OBJECTIF A.
Renvoyez sans aucune modification les lignes enregistrées, en commençant par celle qui contient « tab-company-dashboard[interactable]: Company Dashboard » et en vous arrêtant après celle qui contient « cell-link[interactable]: 2 month ».

TEXTE À LIRE.
※ ※ ※

La Horde sauvage : Angel

 

Se tirer, s’en tirer, se retirer…

Assurons-le à nouveau, au risque de (se) lasser : la violence au cinéma n’existe pas, pas même chez le spécialiste, surtout spécialisé, Sam Peckinpah. Ainsi surgit une équivalence à valeur de correspondance, voire de transcendance, toujours placée à distance, y compris en plein cœur du chaos, on va le (re)voir illico. Pour résumer, au documentaire la captation de l’exécution, au film fictif sa représentation, sa recréation, le mythe funèbre du snuff movie, puis sa déclinaison souvent conconne de torture porn, sis parmi, au milieu, à la fois défi interdit et fantasme odieux. Le cinéaste, on le sait, désirait du réalisme, jusqu’à la nausée assumée du spectateur voyeur. Pourtant, la seconde fusillade de La Horde sauvage (1969) va vite, en dépit du ralenti, vers une autre direction, celle de l’abstraction – n’en déplaise à Kathryn Bigelow, on pense donc plutôt à Pollock qu’à Goya. Durant sept minutes sidérantes, on assiste certes à une démonstration de maestria, en matière de montage et de caméra, mais pas qu’à cela. Avec sa haute technicité documentée, commentée, la scène matérielle et surréelle possède une puissance et une plénitude en définitive irréductibles aux analyses narratives, aux questions éthiques, aux points de vue politiques, il convient par conséquent de l’approcher, sans l’emprisonner, en de poche épopée, via ses caractéristiques poétiques, polyphoniques contrapuntiques. Escorté par Jerry Fielding & Lou Lombardo, compositeur, assembleur, Peckinpah improvise in situ, sur le set, dans sa tête, une séquence de collective démence, dont l’élaboration, la réalisation, la réinvention, six mois de gestation, relèvent du règne suprême de la raison. Au sein de ce massacre commencé par un égorgement à dimension méta, de ce moment à chaque instant, à chaque plan, stimulant, stupéfiant, Sam fusionne l’apollinien et le dionysiaque, la grâce et la barbaque, le suicide et le sublime, au sens kantien du terme, c’est-à-dire de beauté d’épouvante, admirable, éprouvante.

※ ※ ※

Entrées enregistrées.
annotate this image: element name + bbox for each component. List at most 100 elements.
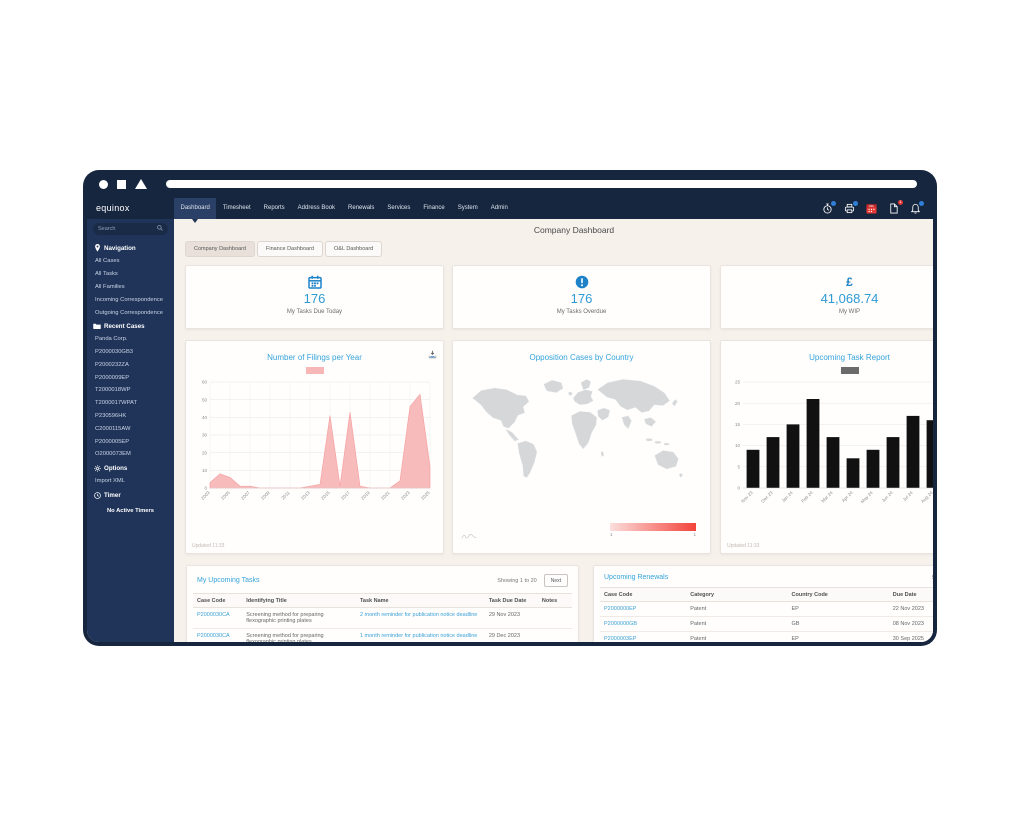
tab-company-dashboard[interactable]: Company Dashboard xyxy=(185,241,255,257)
main-content: Company Dashboard Company Dashboard Finan… xyxy=(174,219,933,642)
nav-item-timesheet[interactable]: Timesheet xyxy=(222,205,251,211)
filings-chart-card: Number of Filings per Year 0 10 20 30 40 50 60… xyxy=(185,340,444,554)
stat-card-my-wip[interactable]: £ 41,068.74 My WIP xyxy=(720,265,933,329)
chart-title: Upcoming Task Report xyxy=(809,353,890,362)
updated-label: Updated 11:33 xyxy=(192,543,225,549)
cell-link[interactable]: 1 month reminder for publication notice … xyxy=(359,633,478,639)
cell-link[interactable]: 2 month reminder for publication notice … xyxy=(359,612,478,618)
legend-max-label: 1 xyxy=(693,532,696,537)
sidebar-item-p2000232za[interactable]: P2000232ZA xyxy=(95,361,129,368)
sidebar-item-p2000009ep[interactable]: P2000009EP xyxy=(95,374,130,381)
folder-icon xyxy=(93,323,101,330)
page-title: Company Dashboard xyxy=(533,225,615,235)
search-box[interactable] xyxy=(93,223,168,235)
column-header: Task Name xyxy=(355,593,485,608)
svg-text:20: 20 xyxy=(202,450,208,455)
window-triangle-icon xyxy=(135,179,147,189)
pound-icon: £ xyxy=(846,275,853,289)
sidebar-item-t2000018wp[interactable]: T2000018WP xyxy=(95,387,131,394)
svg-text:2023: 2023 xyxy=(400,490,411,501)
nav-item-services[interactable]: Services xyxy=(387,205,411,211)
stat-card-tasks-overdue[interactable]: 176 My Tasks Overdue xyxy=(452,265,711,329)
document-icon[interactable]: 1 xyxy=(888,199,903,214)
sidebar-item-c2000115aw[interactable]: C2000115AW xyxy=(95,425,131,432)
sidebar-item-outgoing-correspondence[interactable]: Outgoing Correspondence xyxy=(95,309,163,316)
opposition-map-card: Opposition Cases by Country xyxy=(452,340,711,554)
window-square-icon xyxy=(117,179,126,189)
sidebar-item-all-families[interactable]: All Families xyxy=(95,283,125,290)
sidebar-item-panda-corp[interactable]: Panda Corp. xyxy=(95,336,128,343)
cell-link[interactable]: P2000000GB xyxy=(604,621,638,627)
sidebar-item-o2000073em[interactable]: O2000073EM xyxy=(95,451,131,458)
svg-text:2015: 2015 xyxy=(320,490,331,501)
column-header: Case Code xyxy=(193,593,243,608)
svg-text:Aug 24: Aug 24 xyxy=(920,490,933,504)
sidebar-item-t2000017wpat[interactable]: T2000017WPAT xyxy=(95,400,137,407)
column-header: Identifying Title xyxy=(242,593,356,608)
stat-card-tasks-due-today[interactable]: 176 My Tasks Due Today xyxy=(185,265,444,329)
chart-title: Opposition Cases by Country xyxy=(529,353,634,362)
world-map xyxy=(471,378,684,479)
svg-text:60: 60 xyxy=(202,380,208,385)
search-icon[interactable] xyxy=(157,225,163,233)
svg-text:10: 10 xyxy=(202,468,208,473)
svg-text:Mar 24: Mar 24 xyxy=(820,490,834,504)
map-zoom-squiggle-icon[interactable] xyxy=(461,527,477,545)
table-row: P2000003EP Patent EP 30 Sep 2025 xyxy=(600,631,933,642)
bell-icon[interactable] xyxy=(910,200,924,214)
sidebar-item-p2000005ep[interactable]: P2000005EP xyxy=(95,438,130,445)
sidebar-item-all-cases[interactable]: All Cases xyxy=(95,258,120,265)
nav-item-finance[interactable]: Finance xyxy=(423,205,445,211)
cell-link[interactable]: P2000030CA xyxy=(197,633,230,639)
nav-item-reports[interactable]: Reports xyxy=(263,205,285,211)
cell-link[interactable]: P2000003EP xyxy=(604,636,637,642)
export-menu-icon[interactable] xyxy=(428,346,437,364)
nav-item-address-book[interactable]: Address Book xyxy=(297,205,336,211)
sidebar-item-p2000030gb3[interactable]: P2000030GB3 xyxy=(95,349,134,356)
clock-icon xyxy=(93,491,101,499)
badge: 1 xyxy=(897,199,903,205)
sidebar-item-p230596hk[interactable]: P230596HK xyxy=(95,412,127,419)
app-navbar: equinox Dashboard Timesheet Reports Address… xyxy=(87,198,933,219)
filings-legend-swatch xyxy=(305,367,324,374)
sidebar-item-all-tasks[interactable]: All Tasks xyxy=(95,271,118,278)
badge: 100+ xyxy=(869,204,875,208)
nav-item-admin[interactable]: Admin xyxy=(490,205,508,211)
stopwatch-icon[interactable] xyxy=(822,200,836,214)
browser-chrome xyxy=(83,170,937,198)
calendar-badge-icon[interactable]: 100+ xyxy=(866,203,877,214)
nav-item-renewals[interactable]: Renewals xyxy=(348,205,375,211)
column-header: Country Code xyxy=(787,587,889,602)
app-logo: equinox xyxy=(96,203,130,213)
svg-text:Jul 24: Jul 24 xyxy=(902,490,914,502)
next-button[interactable]: Next xyxy=(543,574,568,587)
legend-min-label: 1 xyxy=(610,532,613,537)
tab-o-l-dashboard[interactable]: O&L Dashboard xyxy=(325,241,383,257)
sidebar-item-import-xml[interactable]: Import XML xyxy=(95,478,125,485)
column-header: Task Due Date xyxy=(484,593,538,608)
cell-link[interactable]: P2000000EP xyxy=(604,606,637,612)
stat-value: 176 xyxy=(303,291,326,306)
window-circle-icon xyxy=(99,179,108,189)
printer-icon[interactable] xyxy=(844,200,858,214)
table-row: P2000030CA Screening method for preparing… xyxy=(193,607,572,629)
browser-window: equinox Dashboard Timesheet Reports Address… xyxy=(83,170,937,646)
nav-item-dashboard[interactable]: Dashboard xyxy=(174,198,217,219)
task-legend-swatch xyxy=(840,367,859,374)
map-heat-legend: 1 1 xyxy=(610,523,696,537)
table-title: My Upcoming Tasks xyxy=(197,577,260,584)
task-report-chart-svg: 0 5 10 15 20 25 Nov 23 Dec 23 Jan 24 Feb 24 Mar 24… xyxy=(735,380,933,504)
nav-item-system[interactable]: System xyxy=(457,205,478,211)
svg-text:2011: 2011 xyxy=(280,490,291,501)
column-header: Notes xyxy=(537,593,572,608)
sidebar-item-incoming-correspondence[interactable]: Incoming Correspondence xyxy=(95,296,163,303)
sidebar-section-navigation: Navigation xyxy=(87,240,174,255)
sidebar-sections: Navigation All Cases All Tasks All Families… xyxy=(87,240,174,502)
url-bar xyxy=(166,180,917,188)
upcoming-renewals-table: Case Code Category Country Code Due Date P2… xyxy=(600,587,933,642)
tab-finance-dashboard[interactable]: Finance Dashboard xyxy=(256,241,323,257)
svg-text:2021: 2021 xyxy=(380,490,391,501)
search-input[interactable] xyxy=(98,226,157,232)
svg-text:30: 30 xyxy=(202,433,208,438)
cell-link[interactable]: P2000030CA xyxy=(197,612,230,618)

※ ※ ※

OBJECTIF B.
Relevez toutes les personnes nommées dans le texte sur La Horde sauvage.

SOLUTION COMPLÈTE A.
tab-company-dashboard[interactable]: Company Dashboard xyxy=(185,241,255,257)
main-content: Company Dashboard Company Dashboard Finan… xyxy=(174,219,933,642)
nav-item-timesheet[interactable]: Timesheet xyxy=(222,205,251,211)
filings-chart-card: Number of Filings per Year 0 10 20 30 40 50 60… xyxy=(185,340,444,554)
stat-card-my-wip[interactable]: £ 41,068.74 My WIP xyxy=(720,265,933,329)
chart-title: Upcoming Task Report xyxy=(809,353,890,362)
updated-label: Updated 11:33 xyxy=(192,543,225,549)
cell-link[interactable]: 1 month reminder for publication notice … xyxy=(359,633,478,639)
cell-link[interactable]: 2 month reminder for publication notice … xyxy=(359,612,478,618)

SOLUTION COMPLÈTE B.
- Sam Peckinpah
- Kathryn Bigelow
- Pollock
- Goya
- Jerry Fielding
- Lou Lombardo